**WHAT IS ASKED**
1. Reproduce the part of the Mofo Group court judgment starting at "HIS HONOUR:  This" and ending at "community title scheme.".
2. Carry on the Mofo Group court judgment, picking up after its final sentence.

Mofo Group Pty Ltd v Brisbane City Council

Case

[2010] QPEC 79

24/08/2010

No judgment structure available for this case.

[2010] QPEC 79

PLANNING AND ENVIRONMENT COURT

JUDGE ROBIN QC

P & E Application No 593 of 2010

MOFO GROUP PTY LTD Applicant

and

BRISBANE CITY COUNCIL & ORS Respondent

BRISBANE

..DATE 24/08/2010

ORDER

CATCHWORDS

Integrated Planning Act 1997, s 3.5.19, s 3.5.24, s 3.5.28, s 3.5.33, s 4.1.21, s 4.1.23

Originating application by maker of a development application which resulted in a development approval - declarations sought that third respondent was not entitled to request and that council was not entitled to agree to a change of the approval (even with the landowner's consent) and an injunction - whether court had jurisdiction considered - application dismissed, as request was properly made and the applicant did not have ownership of the approval, which ran with the land - costs awarded against appellant, in part on the indemnity basis

HIS HONOUR:  This is an application by Mofo Group Pty Ltd calculated to achieve recognition of intellectual property rights it might have from work done and financial contributions made by it towards achieving a development approval which took the form of a negotiated decision notice.

The applicant made its original impact assessable development application with the consent of the owners of the property on or about 10 March 2008, which application was made by a company called Conics (Brisbane) Pty Ltd as its consultants, and sought a development permit for material change of use for multi-unit dwellings for 35 units and a development permit for reconfiguring a lot for 35 lots within a community title scheme.

The application, which attracted no submissions, won approval on or about 2 October 2008 but matters were suspended to permit fruitful negotiations which resulted in a negotiated decision notice. This occurred around about 20 January 2009. There was no appeal and the approval came into effect into effect under section 3.5.19 of the Integrated Planning Act 1997 (IPA). Unfortunately for the applicant, it did not complete its intended purchase of the site.

**DATA SUPPLIED**
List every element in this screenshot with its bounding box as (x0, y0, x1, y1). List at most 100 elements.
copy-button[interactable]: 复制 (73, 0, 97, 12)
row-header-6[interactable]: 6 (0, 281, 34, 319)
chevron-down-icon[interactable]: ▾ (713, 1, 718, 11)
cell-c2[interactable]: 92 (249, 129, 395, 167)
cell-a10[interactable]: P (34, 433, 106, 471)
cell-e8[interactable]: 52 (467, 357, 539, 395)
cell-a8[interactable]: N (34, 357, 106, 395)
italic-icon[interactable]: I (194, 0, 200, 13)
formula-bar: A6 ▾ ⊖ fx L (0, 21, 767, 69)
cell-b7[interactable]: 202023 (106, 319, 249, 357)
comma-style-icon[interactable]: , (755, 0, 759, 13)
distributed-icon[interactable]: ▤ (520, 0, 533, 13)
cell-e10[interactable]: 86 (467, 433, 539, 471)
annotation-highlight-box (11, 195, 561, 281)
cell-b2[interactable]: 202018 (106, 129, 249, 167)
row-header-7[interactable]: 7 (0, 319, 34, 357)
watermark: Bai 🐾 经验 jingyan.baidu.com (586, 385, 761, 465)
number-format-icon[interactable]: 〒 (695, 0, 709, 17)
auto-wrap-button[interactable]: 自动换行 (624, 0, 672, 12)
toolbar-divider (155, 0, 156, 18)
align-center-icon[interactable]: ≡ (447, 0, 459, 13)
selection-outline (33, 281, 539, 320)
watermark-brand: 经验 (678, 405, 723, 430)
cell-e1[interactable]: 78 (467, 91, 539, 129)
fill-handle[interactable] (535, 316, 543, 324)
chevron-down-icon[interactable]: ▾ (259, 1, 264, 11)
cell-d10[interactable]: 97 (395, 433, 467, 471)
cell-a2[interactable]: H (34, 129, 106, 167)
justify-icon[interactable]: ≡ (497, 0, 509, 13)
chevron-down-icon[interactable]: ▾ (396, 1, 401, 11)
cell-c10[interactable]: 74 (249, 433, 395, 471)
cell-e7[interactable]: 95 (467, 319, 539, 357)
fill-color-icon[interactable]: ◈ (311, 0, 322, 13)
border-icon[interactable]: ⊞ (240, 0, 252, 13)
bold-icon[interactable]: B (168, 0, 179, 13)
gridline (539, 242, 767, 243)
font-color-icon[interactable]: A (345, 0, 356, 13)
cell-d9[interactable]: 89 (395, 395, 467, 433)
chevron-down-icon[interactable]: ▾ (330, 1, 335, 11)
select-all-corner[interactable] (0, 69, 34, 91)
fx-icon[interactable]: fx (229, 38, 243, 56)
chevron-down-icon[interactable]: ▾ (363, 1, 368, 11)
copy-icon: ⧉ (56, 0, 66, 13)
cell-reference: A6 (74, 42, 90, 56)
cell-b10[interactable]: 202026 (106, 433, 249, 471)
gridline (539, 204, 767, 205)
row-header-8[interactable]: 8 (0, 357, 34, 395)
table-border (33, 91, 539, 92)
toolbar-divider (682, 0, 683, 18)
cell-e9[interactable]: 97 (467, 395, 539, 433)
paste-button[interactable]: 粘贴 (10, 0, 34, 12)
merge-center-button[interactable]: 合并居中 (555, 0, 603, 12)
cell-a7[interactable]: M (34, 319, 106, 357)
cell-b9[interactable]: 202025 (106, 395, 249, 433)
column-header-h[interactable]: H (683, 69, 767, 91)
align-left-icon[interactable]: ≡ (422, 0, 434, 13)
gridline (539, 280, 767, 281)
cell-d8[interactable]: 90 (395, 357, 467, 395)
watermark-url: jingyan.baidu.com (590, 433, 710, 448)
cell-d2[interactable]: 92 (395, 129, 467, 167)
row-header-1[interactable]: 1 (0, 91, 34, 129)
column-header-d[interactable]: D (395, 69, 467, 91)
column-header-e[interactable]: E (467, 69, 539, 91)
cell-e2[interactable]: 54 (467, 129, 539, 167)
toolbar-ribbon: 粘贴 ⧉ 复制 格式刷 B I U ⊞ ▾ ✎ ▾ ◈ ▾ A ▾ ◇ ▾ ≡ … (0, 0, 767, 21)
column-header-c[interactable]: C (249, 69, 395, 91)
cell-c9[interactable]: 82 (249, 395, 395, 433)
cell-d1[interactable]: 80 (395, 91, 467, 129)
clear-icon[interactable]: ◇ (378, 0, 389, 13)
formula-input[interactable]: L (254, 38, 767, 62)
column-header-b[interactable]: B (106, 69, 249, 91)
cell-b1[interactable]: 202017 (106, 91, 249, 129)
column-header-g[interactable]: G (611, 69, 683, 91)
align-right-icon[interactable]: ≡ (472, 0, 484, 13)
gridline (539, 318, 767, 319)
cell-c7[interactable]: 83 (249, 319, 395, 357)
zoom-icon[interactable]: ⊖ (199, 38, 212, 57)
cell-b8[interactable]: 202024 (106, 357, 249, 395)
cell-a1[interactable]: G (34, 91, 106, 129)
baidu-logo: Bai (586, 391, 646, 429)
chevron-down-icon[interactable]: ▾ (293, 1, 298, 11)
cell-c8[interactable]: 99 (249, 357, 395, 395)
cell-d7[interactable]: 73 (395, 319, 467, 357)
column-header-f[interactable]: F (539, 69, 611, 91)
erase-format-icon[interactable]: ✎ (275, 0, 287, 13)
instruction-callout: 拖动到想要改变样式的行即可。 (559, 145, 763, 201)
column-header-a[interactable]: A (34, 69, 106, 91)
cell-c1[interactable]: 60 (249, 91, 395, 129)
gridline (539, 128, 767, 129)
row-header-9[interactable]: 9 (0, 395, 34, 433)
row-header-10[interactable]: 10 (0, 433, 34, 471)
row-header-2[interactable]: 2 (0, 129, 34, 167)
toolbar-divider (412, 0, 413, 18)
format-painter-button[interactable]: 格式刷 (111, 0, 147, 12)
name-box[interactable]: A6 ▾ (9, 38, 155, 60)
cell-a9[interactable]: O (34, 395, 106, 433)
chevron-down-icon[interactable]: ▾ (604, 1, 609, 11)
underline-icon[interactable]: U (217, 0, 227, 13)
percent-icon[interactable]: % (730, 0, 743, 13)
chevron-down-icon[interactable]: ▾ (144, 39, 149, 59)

**ANSWERS IN ORDER**
1.
HIS HONOUR:  This is an application by Mofo Group Pty Ltd calculated to achieve recognition of intellectual property rights it might have from work done and financial contributions made by it towards achieving a development approval which took the form of a negotiated decision notice.

The applicant made its original impact assessable development application with the consent of the owners of the property on or about 10 March 2008, which application was made by a company called Conics (Brisbane) Pty Ltd as its consultants, and sought a development permit for material change of use for multi-unit dwellings for 35 units and a development permit for reconfiguring a lot for 35 lots within a community title scheme.

2.
At a later date, the second respondent, Conics (Sunshine Coast) Pty Ltd, made a request to the council for a change to the approval.  That was done as disclosed agent of the third respondent, Vantage Holdings Pty Ltd, whose role is not entirely clear.
The owner of the land now is the fourth respondent, Kinabulu Holdings Pty Ltd.  It is well advanced in actual construction of dwellings on the site.  The extent to which construction has been carried out and to which Kinabulu Holdings has committed resources is relied on as a reason why, in the exercise of its discretion, the court would not grant the relief sought by the applicant, even if the applicant established a case for it.

What the applicant seeks is a declaration that a changed approval incorporated in a decision notice of 1 December 2009 issued by the first respondent council pursuant to the application made by the second respondent on behalf of the third respondent on or about 20 October 2009 is null and void.

Declarations are sought that the second respondent was neither entitled nor authorised to make the application of 20 October 2009, that the third respondent was no more entitled to do that, and that the first respondent was not entitled or empowered to consider that application.

An injunction is sought restraining the third and fourth respondents from proceeding to act in reliance on the relevant permit of 1 December 2009.

This is not the first instance to come before the court of an original developer who conceives a development scheme and applies to a local government for development approval and, in respect of it, has sought to protect its work and investment in circumstances where, given the way matters have worked out, others are in a position to take advantage of the development application or, in this instance, the resulting development approval.

An early example was Ogle v Pine Rivers Shire Council [2005] QPELR 291. That was followed by Sushames v. Pine Rivers Shire Council [2006] QPELR 188, which was affirmed in the Court of Appeal - [2006] QCA 171. In a different way, Mr Ogle's issues, or some of them, came before the Court of Appeal in Ogle v. Pine Rivers Shire Council [2008] QCA 232.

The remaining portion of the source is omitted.